** TASK **
Your task is to repeat all of the material exactly.

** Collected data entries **
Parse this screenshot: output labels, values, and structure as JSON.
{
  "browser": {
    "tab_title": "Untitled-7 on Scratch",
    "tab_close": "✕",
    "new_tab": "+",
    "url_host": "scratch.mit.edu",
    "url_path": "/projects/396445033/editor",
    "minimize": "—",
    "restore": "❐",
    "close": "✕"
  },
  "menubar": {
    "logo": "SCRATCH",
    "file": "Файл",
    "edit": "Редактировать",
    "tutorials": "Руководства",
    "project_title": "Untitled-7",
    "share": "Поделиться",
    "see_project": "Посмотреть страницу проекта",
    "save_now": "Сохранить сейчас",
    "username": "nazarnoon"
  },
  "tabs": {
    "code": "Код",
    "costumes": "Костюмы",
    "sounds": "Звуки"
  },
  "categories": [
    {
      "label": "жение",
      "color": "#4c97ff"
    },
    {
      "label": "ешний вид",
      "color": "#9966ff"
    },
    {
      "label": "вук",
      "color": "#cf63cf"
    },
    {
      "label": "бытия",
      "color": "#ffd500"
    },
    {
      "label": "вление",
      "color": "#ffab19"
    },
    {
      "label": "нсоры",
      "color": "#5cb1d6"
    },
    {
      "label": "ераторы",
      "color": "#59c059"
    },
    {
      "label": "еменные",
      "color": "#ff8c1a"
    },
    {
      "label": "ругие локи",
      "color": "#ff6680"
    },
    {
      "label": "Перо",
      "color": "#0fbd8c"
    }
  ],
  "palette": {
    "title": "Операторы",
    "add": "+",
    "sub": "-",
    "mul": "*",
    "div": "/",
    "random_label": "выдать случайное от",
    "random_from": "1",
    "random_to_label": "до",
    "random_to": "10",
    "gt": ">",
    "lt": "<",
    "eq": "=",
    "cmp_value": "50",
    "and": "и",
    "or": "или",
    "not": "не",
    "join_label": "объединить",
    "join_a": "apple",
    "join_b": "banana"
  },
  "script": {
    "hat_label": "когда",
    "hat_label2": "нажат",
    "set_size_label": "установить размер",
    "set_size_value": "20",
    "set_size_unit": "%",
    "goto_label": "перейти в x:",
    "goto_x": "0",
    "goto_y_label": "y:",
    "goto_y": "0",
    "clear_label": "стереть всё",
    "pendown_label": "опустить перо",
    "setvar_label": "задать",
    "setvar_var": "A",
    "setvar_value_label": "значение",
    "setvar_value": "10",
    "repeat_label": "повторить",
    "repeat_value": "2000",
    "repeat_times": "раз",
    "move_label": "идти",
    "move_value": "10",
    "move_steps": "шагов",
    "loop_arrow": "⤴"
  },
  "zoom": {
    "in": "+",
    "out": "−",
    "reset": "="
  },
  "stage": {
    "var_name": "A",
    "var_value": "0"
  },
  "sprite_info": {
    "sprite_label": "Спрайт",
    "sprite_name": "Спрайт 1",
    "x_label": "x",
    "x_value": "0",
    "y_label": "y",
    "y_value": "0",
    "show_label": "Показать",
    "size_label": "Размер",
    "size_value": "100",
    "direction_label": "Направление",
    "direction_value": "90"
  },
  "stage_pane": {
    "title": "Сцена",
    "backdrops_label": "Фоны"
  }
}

** PROBLEM SOLUTION **
Parse this screenshot: output labels, values, and structure as JSON.
{
  "browser": {
    "tab_title": "Untitled-7 on Scratch",
    "tab_close": "✕",
    "new_tab": "+",
    "url_host": "scratch.mit.edu",
    "url_path": "/projects/396445033/editor",
    "minimize": "—",
    "restore": "❐",
    "close": "✕"
  },
  "menubar": {
    "logo": "SCRATCH",
    "file": "Файл",
    "edit": "Редактировать",
    "tutorials": "Руководства",
    "project_title": "Untitled-7",
    "share": "Поделиться",
    "see_project": "Посмотреть страницу проекта",
    "save_now": "Сохранить сейчас",
    "username": "nazarnoon"
  },
  "tabs": {
    "code": "Код",
    "costumes": "Костюмы",
    "sounds": "Звуки"
  },
  "categories": [
    {
      "label": "жение",
      "color": "#4c97ff"
    },
    {
      "label": "ешний вид",
      "color": "#9966ff"
    },
    {
      "label": "вук",
      "color": "#cf63cf"
    },
    {
      "label": "бытия",
      "color": "#ffd500"
    },
    {
      "label": "вление",
      "color": "#ffab19"
    },
    {
      "label": "нсоры",
      "color": "#5cb1d6"
    },
    {
      "label": "ераторы",
      "color": "#59c059"
    },
    {
      "label": "еменные",
      "color": "#ff8c1a"
    },
    {
      "label": "ругие локи",
      "color": "#ff6680"
    },
    {
      "label": "Перо",
      "color": "#0fbd8c"
    }
  ],
  "palette": {
    "title": "Операторы",
    "add": "+",
    "sub": "-",
    "mul": "*",
    "div": "/",
    "random_label": "выдать случайное от",
    "random_from": "1",
    "random_to_label": "до",
    "random_to": "10",
    "gt": ">",
    "lt": "<",
    "eq": "=",
    "cmp_value": "50",
    "and": "и",
    "or": "или",
    "not": "не",
    "join_label": "объединить",
    "join_a": "apple",
    "join_b": "banana"
  },
  "script": {
    "hat_label": "когда",
    "hat_label2": "нажат",
    "set_size_label": "установить размер",
    "set_size_value": "20",
    "set_size_unit": "%",
    "goto_label": "перейти в x:",
    "goto_x": "0",
    "goto_y_label": "y:",
    "goto_y": "0",
    "clear_label": "стереть всё",
    "pendown_label": "опустить перо",
    "setvar_label": "задать",
    "setvar_var": "A",
    "setvar_value_label": "значение",
    "setvar_value": "10",
    "repeat_label": "повторить",
    "repeat_value": "2000",
    "repeat_times": "раз",
    "move_label": "идти",
    "move_value": "10",
    "move_steps": "шагов",
    "loop_arrow": "⤴"
  },
  "zoom": {
    "in": "+",
    "out": "−",
    "reset": "="
  },
  "stage": {
    "var_name": "A",
    "var_value": "0"
  },
  "sprite_info": {
    "sprite_label": "Спрайт",
    "sprite_name": "Спрайт 1",
    "x_label": "x",
    "x_value": "0",
    "y_label": "y",
    "y_value": "0",
    "show_label": "Показать",
    "size_label": "Размер",
    "size_value": "100",
    "direction_label": "Направление",
    "direction_value": "90"
  },
  "stage_pane": {
    "title": "Сцена",
    "backdrops_label": "Фоны"
  }
}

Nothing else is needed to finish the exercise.